_STATED PROBLEM_
Do not carry the pictures over; copy every other part of the entries exactly.

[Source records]
%%

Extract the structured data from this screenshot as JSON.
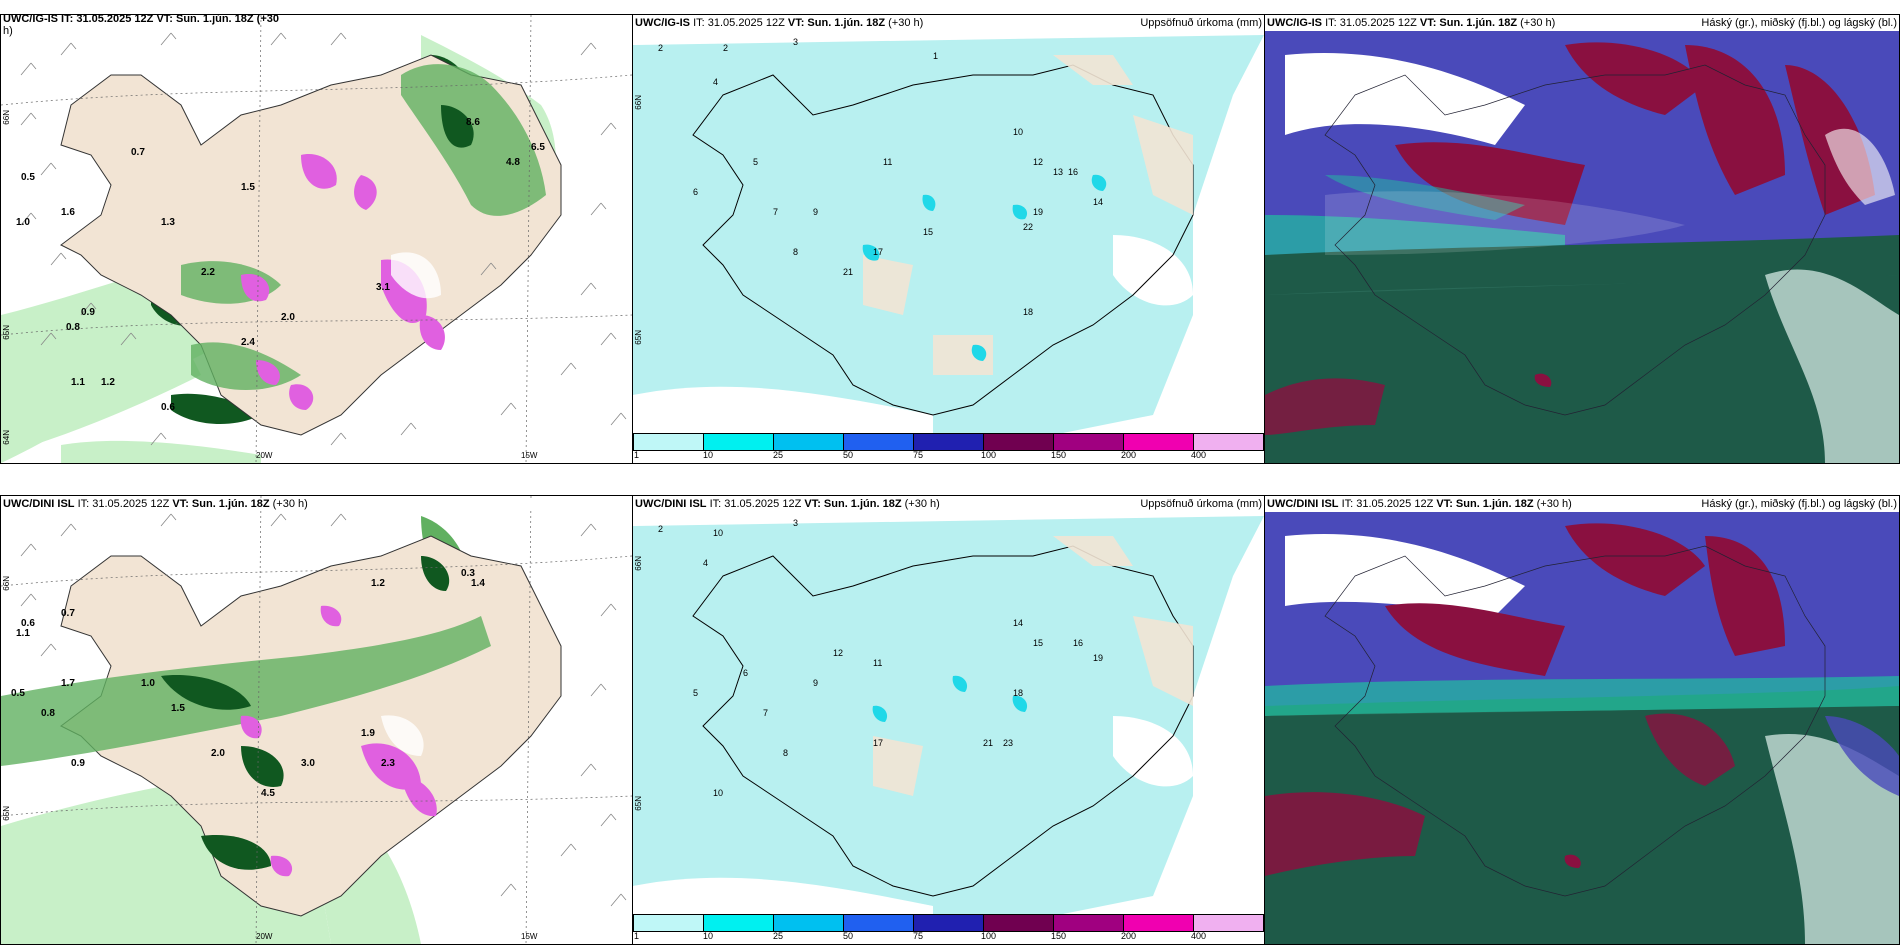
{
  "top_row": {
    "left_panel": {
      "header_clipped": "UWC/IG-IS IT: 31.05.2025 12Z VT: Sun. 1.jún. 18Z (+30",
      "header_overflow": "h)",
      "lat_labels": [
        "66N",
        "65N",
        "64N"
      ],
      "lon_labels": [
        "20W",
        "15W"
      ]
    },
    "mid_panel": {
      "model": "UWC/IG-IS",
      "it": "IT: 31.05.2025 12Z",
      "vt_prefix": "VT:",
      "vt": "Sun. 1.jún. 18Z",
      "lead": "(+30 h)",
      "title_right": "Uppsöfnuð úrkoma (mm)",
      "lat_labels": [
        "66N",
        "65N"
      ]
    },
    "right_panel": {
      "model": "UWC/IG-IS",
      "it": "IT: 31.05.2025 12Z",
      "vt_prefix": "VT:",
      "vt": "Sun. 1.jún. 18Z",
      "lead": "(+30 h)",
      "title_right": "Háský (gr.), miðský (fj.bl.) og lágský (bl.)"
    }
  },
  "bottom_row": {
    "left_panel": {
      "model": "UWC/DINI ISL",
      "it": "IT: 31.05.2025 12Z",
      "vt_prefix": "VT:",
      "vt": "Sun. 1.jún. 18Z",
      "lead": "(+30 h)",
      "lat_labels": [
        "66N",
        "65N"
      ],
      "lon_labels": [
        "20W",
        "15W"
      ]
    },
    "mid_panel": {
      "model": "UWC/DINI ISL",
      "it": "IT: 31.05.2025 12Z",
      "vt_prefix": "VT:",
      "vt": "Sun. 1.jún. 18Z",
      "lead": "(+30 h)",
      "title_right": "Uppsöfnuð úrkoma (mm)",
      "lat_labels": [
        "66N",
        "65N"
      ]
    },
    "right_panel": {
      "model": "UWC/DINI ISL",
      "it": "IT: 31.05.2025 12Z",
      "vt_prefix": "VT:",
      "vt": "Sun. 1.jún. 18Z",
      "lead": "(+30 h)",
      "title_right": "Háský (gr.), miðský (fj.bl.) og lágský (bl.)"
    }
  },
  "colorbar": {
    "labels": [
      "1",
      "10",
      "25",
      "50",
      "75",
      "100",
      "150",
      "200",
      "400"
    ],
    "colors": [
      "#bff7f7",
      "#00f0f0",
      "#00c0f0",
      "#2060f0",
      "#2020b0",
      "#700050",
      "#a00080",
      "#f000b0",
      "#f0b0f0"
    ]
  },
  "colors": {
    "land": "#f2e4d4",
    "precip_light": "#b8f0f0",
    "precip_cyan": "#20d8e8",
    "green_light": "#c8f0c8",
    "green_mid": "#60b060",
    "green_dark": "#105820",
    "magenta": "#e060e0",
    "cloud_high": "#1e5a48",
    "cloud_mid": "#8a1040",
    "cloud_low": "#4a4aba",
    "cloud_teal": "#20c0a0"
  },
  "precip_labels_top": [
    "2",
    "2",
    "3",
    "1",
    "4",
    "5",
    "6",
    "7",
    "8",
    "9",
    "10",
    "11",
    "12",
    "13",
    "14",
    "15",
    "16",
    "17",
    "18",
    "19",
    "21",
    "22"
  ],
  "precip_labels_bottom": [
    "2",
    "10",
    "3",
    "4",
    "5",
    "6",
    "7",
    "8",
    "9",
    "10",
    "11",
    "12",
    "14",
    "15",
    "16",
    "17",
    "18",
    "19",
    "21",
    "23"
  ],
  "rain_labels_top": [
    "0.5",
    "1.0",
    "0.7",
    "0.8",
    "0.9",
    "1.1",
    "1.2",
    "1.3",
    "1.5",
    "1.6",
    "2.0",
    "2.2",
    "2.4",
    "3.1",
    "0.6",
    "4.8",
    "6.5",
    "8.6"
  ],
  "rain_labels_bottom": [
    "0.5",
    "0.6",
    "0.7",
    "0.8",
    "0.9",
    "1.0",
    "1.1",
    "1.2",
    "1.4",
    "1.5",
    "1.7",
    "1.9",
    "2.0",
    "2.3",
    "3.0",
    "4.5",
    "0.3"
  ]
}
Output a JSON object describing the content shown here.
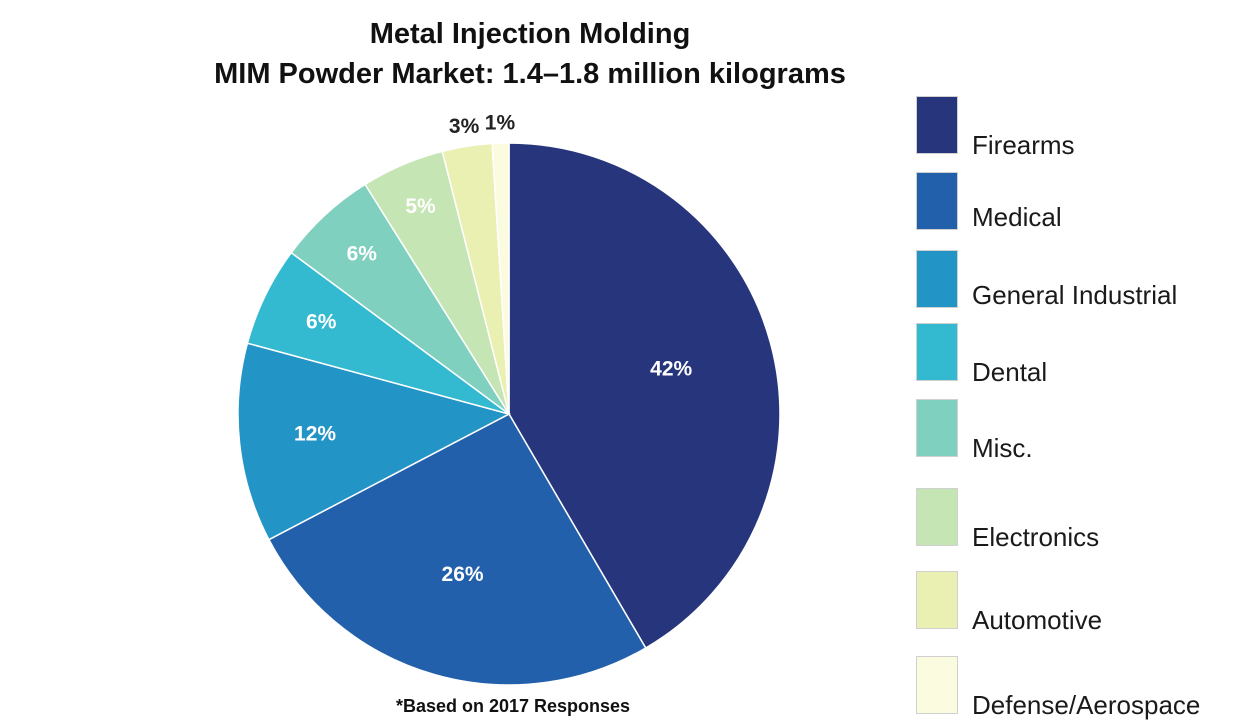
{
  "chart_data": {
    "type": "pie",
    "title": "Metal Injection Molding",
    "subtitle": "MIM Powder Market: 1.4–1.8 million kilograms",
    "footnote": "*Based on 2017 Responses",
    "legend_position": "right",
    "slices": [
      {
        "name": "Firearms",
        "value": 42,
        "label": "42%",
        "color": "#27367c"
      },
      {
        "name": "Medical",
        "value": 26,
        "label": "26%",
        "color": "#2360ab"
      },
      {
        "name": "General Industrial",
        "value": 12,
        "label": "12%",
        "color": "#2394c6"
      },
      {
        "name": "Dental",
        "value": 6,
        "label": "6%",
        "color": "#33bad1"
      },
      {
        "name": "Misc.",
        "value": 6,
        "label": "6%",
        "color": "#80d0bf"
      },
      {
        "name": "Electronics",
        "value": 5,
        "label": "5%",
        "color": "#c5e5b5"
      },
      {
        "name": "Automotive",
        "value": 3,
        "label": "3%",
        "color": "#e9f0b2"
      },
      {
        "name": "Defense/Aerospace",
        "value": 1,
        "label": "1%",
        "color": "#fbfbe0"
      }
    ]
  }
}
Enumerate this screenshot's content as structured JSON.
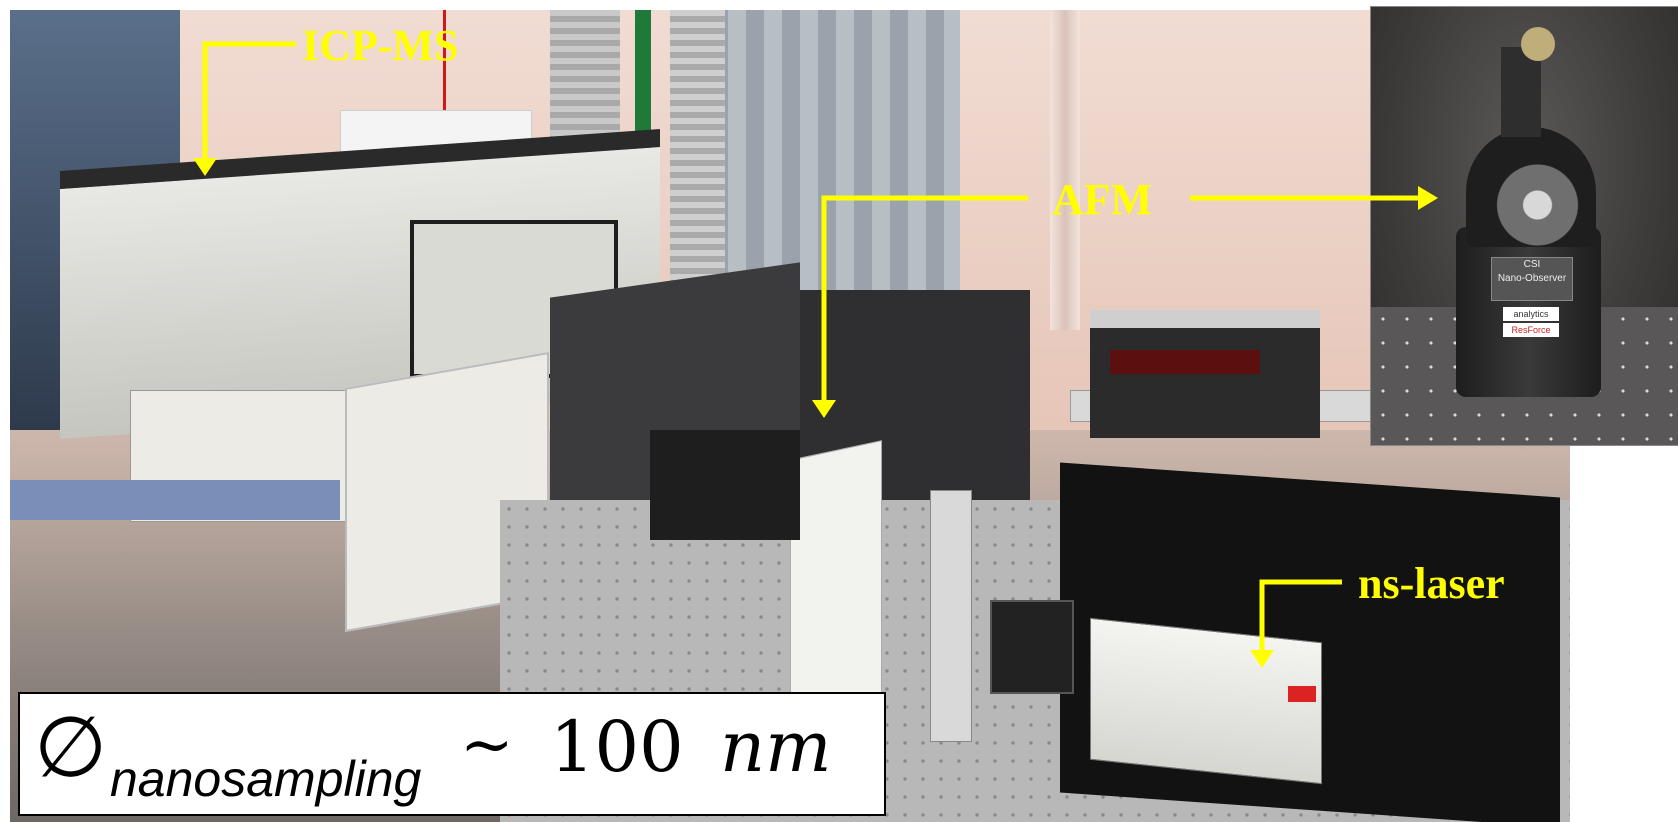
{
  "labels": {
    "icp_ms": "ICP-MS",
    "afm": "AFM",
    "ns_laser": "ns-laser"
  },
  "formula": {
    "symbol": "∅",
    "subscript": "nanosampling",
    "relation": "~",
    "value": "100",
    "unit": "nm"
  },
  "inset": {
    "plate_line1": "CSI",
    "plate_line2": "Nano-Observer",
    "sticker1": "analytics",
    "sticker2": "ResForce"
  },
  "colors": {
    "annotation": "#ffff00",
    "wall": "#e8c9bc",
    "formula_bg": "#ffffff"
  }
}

%%

_TASK RESULT_
Extract the structured data from this screenshot as JSON.
{
  "top_row": {
    "left_panel": {
      "header_clipped": "UWC/IG-IS IT: 31.05.2025 12Z VT: Sun. 1.jún. 18Z (+30",
      "header_overflow": "h)",
      "lat_labels": [
        "66N",
        "65N",
        "64N"
      ],
      "lon_labels": [
        "20W",
        "15W"
      ]
    },
    "mid_panel": {
      "model": "UWC/IG-IS",
      "it": "IT: 31.05.2025 12Z",
      "vt_prefix": "VT:",
      "vt": "Sun. 1.jún. 18Z",
      "lead": "(+30 h)",
      "title_right": "Uppsöfnuð úrkoma (mm)",
      "lat_labels": [
        "66N",
        "65N"
      ]
    },
    "right_panel": {
      "model": "UWC/IG-IS",
      "it": "IT: 31.05.2025 12Z",
      "vt_prefix": "VT:",
      "vt": "Sun. 1.jún. 18Z",
      "lead": "(+30 h)",
      "title_right": "Háský (gr.), miðský (fj.bl.) og lágský (bl.)"
    }
  },
  "bottom_row": {
    "left_panel": {
      "model": "UWC/DINI ISL",
      "it": "IT: 31.05.2025 12Z",
      "vt_prefix": "VT:",
      "vt": "Sun. 1.jún. 18Z",
      "lead": "(+30 h)",
      "lat_labels": [
        "66N",
        "65N"
      ],
      "lon_labels": [
        "20W",
        "15W"
      ]
    },
    "mid_panel": {
      "model": "UWC/DINI ISL",
      "it": "IT: 31.05.2025 12Z",
      "vt_prefix": "VT:",
      "vt": "Sun. 1.jún. 18Z",
      "lead": "(+30 h)",
      "title_right": "Uppsöfnuð úrkoma (mm)",
      "lat_labels": [
        "66N",
        "65N"
      ]
    },
    "right_panel": {
      "model": "UWC/DINI ISL",
      "it": "IT: 31.05.2025 12Z",
      "vt_prefix": "VT:",
      "vt": "Sun. 1.jún. 18Z",
      "lead": "(+30 h)",
      "title_right": "Háský (gr.), miðský (fj.bl.) og lágský (bl.)"
    }
  },
  "colorbar": {
    "labels": [
      "1",
      "10",
      "25",
      "50",
      "75",
      "100",
      "150",
      "200",
      "400"
    ],
    "colors": [
      "#bff7f7",
      "#00f0f0",
      "#00c0f0",
      "#2060f0",
      "#2020b0",
      "#700050",
      "#a00080",
      "#f000b0",
      "#f0b0f0"
    ]
  },
  "colors": {
    "land": "#f2e4d4",
    "precip_light": "#b8f0f0",
    "precip_cyan": "#20d8e8",
    "green_light": "#c8f0c8",
    "green_mid": "#60b060",
    "green_dark": "#105820",
    "magenta": "#e060e0",
    "cloud_high": "#1e5a48",
    "cloud_mid": "#8a1040",
    "cloud_low": "#4a4aba",
    "cloud_teal": "#20c0a0"
  },
  "precip_labels_top": [
    "2",
    "2",
    "3",
    "1",
    "4",
    "5",
    "6",
    "7",
    "8",
    "9",
    "10",
    "11",
    "12",
    "13",
    "14",
    "15",
    "16",
    "17",
    "18",
    "19",
    "21",
    "22"
  ],
  "precip_labels_bottom": [
    "2",
    "10",
    "3",
    "4",
    "5",
    "6",
    "7",
    "8",
    "9",
    "10",
    "11",
    "12",
    "14",
    "15",
    "16",
    "17",
    "18",
    "19",
    "21",
    "23"
  ],
  "rain_labels_top": [
    "0.5",
    "1.0",
    "0.7",
    "0.8",
    "0.9",
    "1.1",
    "1.2",
    "1.3",
    "1.5",
    "1.6",
    "2.0",
    "2.2",
    "2.4",
    "3.1",
    "0.6",
    "4.8",
    "6.5",
    "8.6"
  ],
  "rain_labels_bottom": [
    "0.5",
    "0.6",
    "0.7",
    "0.8",
    "0.9",
    "1.0",
    "1.1",
    "1.2",
    "1.4",
    "1.5",
    "1.7",
    "1.9",
    "2.0",
    "2.3",
    "3.0",
    "4.5",
    "0.3"
  ]
}
Output a JSON object describing the content shown here.
{
  "chart_data": {
    "type": "pie",
    "title": "Metal Injection Molding",
    "subtitle": "MIM Powder Market: 1.4–1.8 million kilograms",
    "footnote": "*Based on 2017 Responses",
    "legend_position": "right",
    "slices": [
      {
        "name": "Firearms",
        "value": 42,
        "label": "42%",
        "color": "#27367c"
      },
      {
        "name": "Medical",
        "value": 26,
        "label": "26%",
        "color": "#2360ab"
      },
      {
        "name": "General Industrial",
        "value": 12,
        "label": "12%",
        "color": "#2394c6"
      },
      {
        "name": "Dental",
        "value": 6,
        "label": "6%",
        "color": "#33bad1"
      },
      {
        "name": "Misc.",
        "value": 6,
        "label": "6%",
        "color": "#80d0bf"
      },
      {
        "name": "Electronics",
        "value": 5,
        "label": "5%",
        "color": "#c5e5b5"
      },
      {
        "name": "Automotive",
        "value": 3,
        "label": "3%",
        "color": "#e9f0b2"
      },
      {
        "name": "Defense/Aerospace",
        "value": 1,
        "label": "1%",
        "color": "#fbfbe0"
      }
    ]
  }
}
Enumerate this screenshot's content as structured JSON.
{
  "labels": {
    "icp_ms": "ICP-MS",
    "afm": "AFM",
    "ns_laser": "ns-laser"
  },
  "formula": {
    "symbol": "∅",
    "subscript": "nanosampling",
    "relation": "~",
    "value": "100",
    "unit": "nm"
  },
  "inset": {
    "plate_line1": "CSI",
    "plate_line2": "Nano-Observer",
    "sticker1": "analytics",
    "sticker2": "ResForce"
  },
  "colors": {
    "annotation": "#ffff00",
    "wall": "#e8c9bc",
    "formula_bg": "#ffffff"
  }
}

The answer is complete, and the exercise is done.